- _Task goal_: Work through the material below line by line and say how many lines include the word "Position". Only the number, please.

- _Exercise material_:
_ _ _ _ _
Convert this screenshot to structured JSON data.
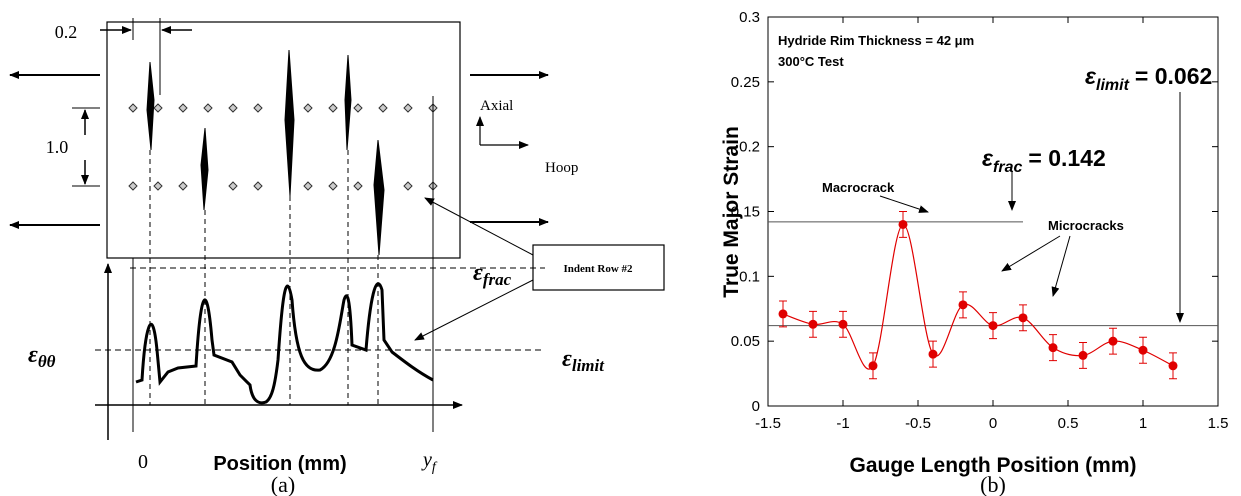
{
  "diagram": {
    "spacing_label": "0.2",
    "row_gap_label": "1.0",
    "axial": "Axial",
    "hoop": "Hoop",
    "indent_label": "Indent Row #2",
    "epsilon_frac": {
      "symbol": "ε",
      "sub": "frac"
    },
    "epsilon_theta": {
      "symbol": "ε",
      "sub": "θθ"
    },
    "epsilon_limit": {
      "symbol": "ε",
      "sub": "limit"
    },
    "origin_label": "0",
    "x_label": "Position (mm)",
    "end_label": {
      "symbol": "y",
      "sub": "f"
    },
    "caption": "(a)"
  },
  "chart_data": {
    "type": "line",
    "caption": "(b)",
    "x_label": "Gauge Length Position (mm)",
    "y_label": "True Major Strain",
    "x": [
      -1.4,
      -1.2,
      -1.0,
      -0.8,
      -0.6,
      -0.4,
      -0.2,
      0,
      0.2,
      0.4,
      0.6,
      0.8,
      1.0,
      1.2
    ],
    "series": [
      {
        "color": "#e00000",
        "values": [
          0.071,
          0.063,
          0.063,
          0.031,
          0.14,
          0.04,
          0.078,
          0.062,
          0.068,
          0.045,
          0.039,
          0.05,
          0.043,
          0.031
        ],
        "errors": [
          0.01,
          0.01,
          0.01,
          0.01,
          0.01,
          0.01,
          0.01,
          0.01,
          0.01,
          0.01,
          0.01,
          0.01,
          0.01,
          0.01
        ]
      }
    ],
    "xlim": [
      -1.5,
      1.5
    ],
    "xticks": [
      -1.5,
      -1,
      -0.5,
      0,
      0.5,
      1,
      1.5
    ],
    "ylim": [
      0,
      0.3
    ],
    "yticks": [
      0,
      0.05,
      0.1,
      0.15,
      0.2,
      0.25,
      0.3
    ],
    "reference_lines": [
      {
        "value": 0.142,
        "x_range": [
          -1.5,
          0.2
        ],
        "symbol": "ε",
        "sub": "frac",
        "label": "= 0.142"
      },
      {
        "value": 0.062,
        "x_range": [
          -1.5,
          1.5
        ],
        "symbol": "ε",
        "sub": "limit",
        "label": "= 0.062"
      }
    ],
    "annotations": [
      "Hydride Rim Thickness = 42  μm",
      "300°C Test",
      "Macrocrack",
      "Microcracks"
    ]
  }
}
_ _ _ _ _
- _Solution for this exercise_: 2